__Exercise task__
Below are records. Copy every line with "khuya" in it.

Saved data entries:
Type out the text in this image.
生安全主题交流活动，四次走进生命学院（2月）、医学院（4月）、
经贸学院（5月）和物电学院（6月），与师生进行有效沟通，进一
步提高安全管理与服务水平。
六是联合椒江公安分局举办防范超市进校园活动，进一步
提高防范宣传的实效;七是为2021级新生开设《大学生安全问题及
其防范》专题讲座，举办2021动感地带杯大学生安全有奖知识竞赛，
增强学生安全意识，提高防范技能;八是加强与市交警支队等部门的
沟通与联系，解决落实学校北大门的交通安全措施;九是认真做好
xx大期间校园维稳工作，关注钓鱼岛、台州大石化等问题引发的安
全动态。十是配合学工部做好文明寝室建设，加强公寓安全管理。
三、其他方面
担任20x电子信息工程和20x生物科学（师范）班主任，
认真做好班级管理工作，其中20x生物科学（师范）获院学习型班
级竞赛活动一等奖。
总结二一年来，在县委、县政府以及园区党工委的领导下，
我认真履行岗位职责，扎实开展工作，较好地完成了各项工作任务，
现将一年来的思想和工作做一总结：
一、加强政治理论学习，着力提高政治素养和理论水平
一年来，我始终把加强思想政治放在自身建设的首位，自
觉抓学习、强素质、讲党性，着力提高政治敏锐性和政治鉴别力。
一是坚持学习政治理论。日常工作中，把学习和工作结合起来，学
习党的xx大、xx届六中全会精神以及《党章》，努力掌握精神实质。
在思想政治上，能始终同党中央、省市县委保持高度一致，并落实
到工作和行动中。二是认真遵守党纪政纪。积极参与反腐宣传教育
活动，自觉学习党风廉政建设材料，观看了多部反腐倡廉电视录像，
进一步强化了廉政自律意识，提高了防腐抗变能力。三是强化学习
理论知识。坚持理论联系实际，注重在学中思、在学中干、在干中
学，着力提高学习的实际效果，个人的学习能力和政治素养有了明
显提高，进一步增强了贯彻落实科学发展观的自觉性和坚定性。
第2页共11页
...
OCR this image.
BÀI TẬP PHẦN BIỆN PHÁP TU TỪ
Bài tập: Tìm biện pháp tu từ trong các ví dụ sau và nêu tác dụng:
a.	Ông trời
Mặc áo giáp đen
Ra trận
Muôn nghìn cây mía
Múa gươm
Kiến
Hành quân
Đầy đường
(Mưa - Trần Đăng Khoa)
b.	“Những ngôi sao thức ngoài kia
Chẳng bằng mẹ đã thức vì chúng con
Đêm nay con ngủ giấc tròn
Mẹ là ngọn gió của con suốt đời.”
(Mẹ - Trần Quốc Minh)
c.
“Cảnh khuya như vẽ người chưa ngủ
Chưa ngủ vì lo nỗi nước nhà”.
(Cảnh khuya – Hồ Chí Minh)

__Solution to this problem__
“Cảnh khuya như vẽ người chưa ngủ
(Cảnh khuya – Hồ Chí Minh)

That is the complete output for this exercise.